▶ [Metin bölümü]:
———

An itibarı ile : yukardaki butonlara bakıp, "ulan istatistikleri kaldırmışlar" diyerek july4th'ye mesaj yazmaya başlarken mozilla firefox'un hata vermesi üzerine sinirden küplere binen ben, şirketteki diğer bilgisayara geçip deli olmuş,çıldırmış, sinirlenmiş bir şekilde sözlüğü açıp, özel mesajlar kısmına geçip "kardeşim istatistikler kısmını niye sildiniz butonlardan. bak sırayla yazıyorum rastgele-bir gün-fak!-istatist...****"...
Sizleri seviyorum july4th ve saz ekibi. ve uzaklaşır o bilgisayardan.(ben bir çay koyayım).*
o günü hayal meyal hatırlıyorum.. kafam güzeldi herhalde.ne yaptığımdan pek haberim yoktu. neyse lan konuya girelim.her zamanki gibi sözlükteydim.sol framede bi başlık gördüm ve hemen yazmaya karar verdim.
bkz. vermiştim. (bkz: van gölü canavarı) diye bir bkz. vermiştim.daha sonra iyi oylanan entrylerime baktım tanrının varlığının kanıtları artı oy almıştı. fakat ben o başlığa hiç bir entry girmemiştim nasıl olurdu?sonra bir baktım van gölü canavarını sol framede yazıcağım başlık yerine bir altta yer alan tanrının varlığının kanıtlarına yazmışım.o günden bugüne gülüyorum lan. ne alakası var tanrının varlığının kanıtları ile van gölü canavarı arasında? ama yine de silmedim isteyen bakabilir.bayağı da iyi oy almıştı yani.neyse bu da böyle bir anımdı.

———

▶ [Veri kesiti]:

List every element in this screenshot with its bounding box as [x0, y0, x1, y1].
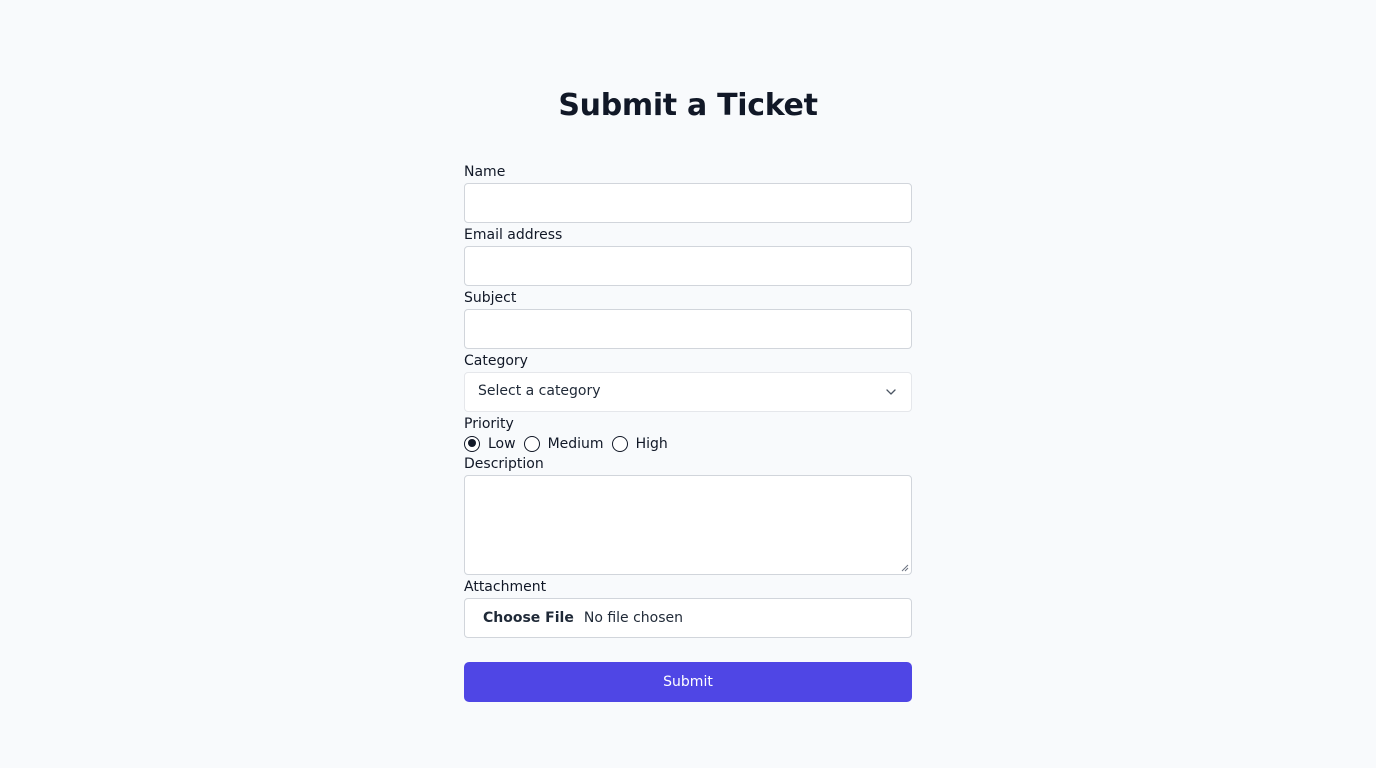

———

▶ [İstekler]:
(a) Sözlük anıları metninde "bkz. vermiştim. (bkz: van gölü canavarı)" diye başlayan paragrafı, ana olguları koruyarak daha kısa biçimde yeniden yazın.
(b) Sözlük anıları metnine, son cümlesinden sonrası için devam yazın.

▶ [Yazılı yanıtlar]:
(a) Yazar, (bkz: van gölü canavarı) göndermesi içeren bir entry yazmıştı. Sonra iyi oylanan entry'lerine bakınca "tanrının varlığının kanıtları" başlığındaki bir entry'sinin artı oy aldığını gördü, oysa o başlığa hiç yazmadığını düşünüyordu. Meğer van gölü canavarıyla ilgili bu entry'i, sol framede yazmayı düşündüğü başlık yerine hemen altındaki "tanrının varlığının kanıtları" başlığına girmişti. O günden beri buna gülüyor. Entry epey iyi oy almıştı, yazar da onu silmedi.

(b)
okul kantininde kız kardeş ve arkadaşı ile otururken, kalkıp sözlüğe bakmaya gitmek.*geri gelirken, kız kardeşin masasını bir öndeki ile karıştırmak.*Masaya ellerini koyup oturanlara bakmadan, ellerindeki çayı görüp,"hani benim çayım ulan" diye bağırmak.*
sinyal vermeyen eski ütülerde acaba ısınmış mıdır diye baktıktan sonra elinin yanması.
arabadan inince elinin kapı boşluğunda durduğunu farketmeden kapıyı elinin üstüne kapatmak.
başın öne eğik dalgın yürürken direğe çarpmak.
ders çalışmaya oturunca aslında masanın üstünde duran gözlüğü aramak.
faun, vapurda kız arkadaşa maymunluk yapmaktadır. anlattığı şeyi tiyatroya dönüştürmüş, sadece ağzı değil, elleri ve ayaklarıyla da anlatımını kuvvetlendirecek hareketler yapmaktadır. ve anlatılan olayın tepe noktasında illaki bir tekme savurmak şarttır. savrulur. ve fakat nereye? karşıdan gelen adamın poşetine... mahçubiyet yüze yansır ama kızın yanındasındır, alttan almak istemezsin. "pardon, istemeden oldu" dersin sertçe. adam senden anlayışlıdır. güler, "sorun yok" der. kız gülmeye başlar ve asla unutmaz o anı. nezzaman aklına gelse anlatır. bi yerden sonra sen de kayışı koparır, aptallığına gülersin.*
şahsımca fazlasıyla yaşadığım gereksiz ve zararını görebileceğiniz davranış şeklidir.
yorgun ve manasız sıkıntıların baş gösterdiği bir gecenin ardından yoğun bir toplantı masası. muhasebe müdürü sorar:
-hanfendi sizin x müşterinizin ödemesi henüz gelmedi ne zaman gelecek?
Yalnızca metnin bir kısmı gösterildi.